Copy all the material that follows, keeping every character the same.

**Input**

* * * * * * * * *

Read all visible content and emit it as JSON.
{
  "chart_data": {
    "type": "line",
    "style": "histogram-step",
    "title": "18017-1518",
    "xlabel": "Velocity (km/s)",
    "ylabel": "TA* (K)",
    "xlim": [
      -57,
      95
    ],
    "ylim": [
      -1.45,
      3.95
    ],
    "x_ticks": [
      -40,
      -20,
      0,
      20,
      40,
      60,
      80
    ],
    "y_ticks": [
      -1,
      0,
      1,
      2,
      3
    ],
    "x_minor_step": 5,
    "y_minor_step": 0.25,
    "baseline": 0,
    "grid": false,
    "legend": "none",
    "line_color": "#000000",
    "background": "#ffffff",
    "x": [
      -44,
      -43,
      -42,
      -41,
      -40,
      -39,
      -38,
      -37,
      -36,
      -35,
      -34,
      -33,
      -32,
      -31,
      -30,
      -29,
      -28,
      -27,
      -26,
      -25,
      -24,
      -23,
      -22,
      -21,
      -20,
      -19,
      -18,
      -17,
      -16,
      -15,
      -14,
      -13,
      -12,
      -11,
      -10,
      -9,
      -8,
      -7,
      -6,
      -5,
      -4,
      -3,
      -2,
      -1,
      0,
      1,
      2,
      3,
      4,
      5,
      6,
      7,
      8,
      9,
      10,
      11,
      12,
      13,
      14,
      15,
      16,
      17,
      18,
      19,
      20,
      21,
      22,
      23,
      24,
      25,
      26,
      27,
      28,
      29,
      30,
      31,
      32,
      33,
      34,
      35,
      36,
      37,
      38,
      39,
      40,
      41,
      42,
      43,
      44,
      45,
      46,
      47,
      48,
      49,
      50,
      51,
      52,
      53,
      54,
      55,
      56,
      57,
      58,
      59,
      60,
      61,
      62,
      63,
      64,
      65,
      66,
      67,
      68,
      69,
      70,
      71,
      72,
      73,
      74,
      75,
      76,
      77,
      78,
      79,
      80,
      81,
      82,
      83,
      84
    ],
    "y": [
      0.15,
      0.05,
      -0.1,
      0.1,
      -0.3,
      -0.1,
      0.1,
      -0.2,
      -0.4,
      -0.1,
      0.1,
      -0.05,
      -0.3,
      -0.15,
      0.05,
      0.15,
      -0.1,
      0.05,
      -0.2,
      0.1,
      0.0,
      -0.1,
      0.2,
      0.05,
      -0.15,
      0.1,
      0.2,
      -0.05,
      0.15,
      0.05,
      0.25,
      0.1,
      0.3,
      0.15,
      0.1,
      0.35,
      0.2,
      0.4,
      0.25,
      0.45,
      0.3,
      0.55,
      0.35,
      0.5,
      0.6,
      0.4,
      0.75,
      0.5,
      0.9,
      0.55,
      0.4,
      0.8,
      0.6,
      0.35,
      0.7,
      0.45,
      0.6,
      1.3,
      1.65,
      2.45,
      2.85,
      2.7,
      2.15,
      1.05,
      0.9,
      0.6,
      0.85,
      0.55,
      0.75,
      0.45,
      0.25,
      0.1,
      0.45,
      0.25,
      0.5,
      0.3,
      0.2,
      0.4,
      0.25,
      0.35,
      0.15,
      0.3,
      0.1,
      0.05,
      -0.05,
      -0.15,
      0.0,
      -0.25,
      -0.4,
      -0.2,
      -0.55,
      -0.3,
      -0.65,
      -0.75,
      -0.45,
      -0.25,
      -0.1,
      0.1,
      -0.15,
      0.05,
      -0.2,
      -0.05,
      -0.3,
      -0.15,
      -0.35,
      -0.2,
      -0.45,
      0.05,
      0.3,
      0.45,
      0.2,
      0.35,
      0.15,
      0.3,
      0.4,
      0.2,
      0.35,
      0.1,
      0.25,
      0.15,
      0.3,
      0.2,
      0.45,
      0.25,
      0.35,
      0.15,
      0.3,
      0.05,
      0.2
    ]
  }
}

* * * * * * * * *

**Output**
Read all visible content and emit it as JSON.
{
  "chart_data": {
    "type": "line",
    "style": "histogram-step",
    "title": "18017-1518",
    "xlabel": "Velocity (km/s)",
    "ylabel": "TA* (K)",
    "xlim": [
      -57,
      95
    ],
    "ylim": [
      -1.45,
      3.95
    ],
    "x_ticks": [
      -40,
      -20,
      0,
      20,
      40,
      60,
      80
    ],
    "y_ticks": [
      -1,
      0,
      1,
      2,
      3
    ],
    "x_minor_step": 5,
    "y_minor_step": 0.25,
    "baseline": 0,
    "grid": false,
    "legend": "none",
    "line_color": "#000000",
    "background": "#ffffff",
    "x": [
      -44,
      -43,
      -42,
      -41,
      -40,
      -39,
      -38,
      -37,
      -36,
      -35,
      -34,
      -33,
      -32,
      -31,
      -30,
      -29,
      -28,
      -27,
      -26,
      -25,
      -24,
      -23,
      -22,
      -21,
      -20,
      -19,
      -18,
      -17,
      -16,
      -15,
      -14,
      -13,
      -12,
      -11,
      -10,
      -9,
      -8,
      -7,
      -6,
      -5,
      -4,
      -3,
      -2,
      -1,
      0,
      1,
      2,
      3,
      4,
      5,
      6,
      7,
      8,
      9,
      10,
      11,
      12,
      13,
      14,
      15,
      16,
      17,
      18,
      19,
      20,
      21,
      22,
      23,
      24,
      25,
      26,
      27,
      28,
      29,
      30,
      31,
      32,
      33,
      34,
      35,
      36,
      37,
      38,
      39,
      40,
      41,
      42,
      43,
      44,
      45,
      46,
      47,
      48,
      49,
      50,
      51,
      52,
      53,
      54,
      55,
      56,
      57,
      58,
      59,
      60,
      61,
      62,
      63,
      64,
      65,
      66,
      67,
      68,
      69,
      70,
      71,
      72,
      73,
      74,
      75,
      76,
      77,
      78,
      79,
      80,
      81,
      82,
      83,
      84
    ],
    "y": [
      0.15,
      0.05,
      -0.1,
      0.1,
      -0.3,
      -0.1,
      0.1,
      -0.2,
      -0.4,
      -0.1,
      0.1,
      -0.05,
      -0.3,
      -0.15,
      0.05,
      0.15,
      -0.1,
      0.05,
      -0.2,
      0.1,
      0.0,
      -0.1,
      0.2,
      0.05,
      -0.15,
      0.1,
      0.2,
      -0.05,
      0.15,
      0.05,
      0.25,
      0.1,
      0.3,
      0.15,
      0.1,
      0.35,
      0.2,
      0.4,
      0.25,
      0.45,
      0.3,
      0.55,
      0.35,
      0.5,
      0.6,
      0.4,
      0.75,
      0.5,
      0.9,
      0.55,
      0.4,
      0.8,
      0.6,
      0.35,
      0.7,
      0.45,
      0.6,
      1.3,
      1.65,
      2.45,
      2.85,
      2.7,
      2.15,
      1.05,
      0.9,
      0.6,
      0.85,
      0.55,
      0.75,
      0.45,
      0.25,
      0.1,
      0.45,
      0.25,
      0.5,
      0.3,
      0.2,
      0.4,
      0.25,
      0.35,
      0.15,
      0.3,
      0.1,
      0.05,
      -0.05,
      -0.15,
      0.0,
      -0.25,
      -0.4,
      -0.2,
      -0.55,
      -0.3,
      -0.65,
      -0.75,
      -0.45,
      -0.25,
      -0.1,
      0.1,
      -0.15,
      0.05,
      -0.2,
      -0.05,
      -0.3,
      -0.15,
      -0.35,
      -0.2,
      -0.45,
      0.05,
      0.3,
      0.45,
      0.2,
      0.35,
      0.15,
      0.3,
      0.4,
      0.2,
      0.35,
      0.1,
      0.25,
      0.15,
      0.3,
      0.2,
      0.45,
      0.25,
      0.35,
      0.15,
      0.3,
      0.05,
      0.2
    ]
  }
}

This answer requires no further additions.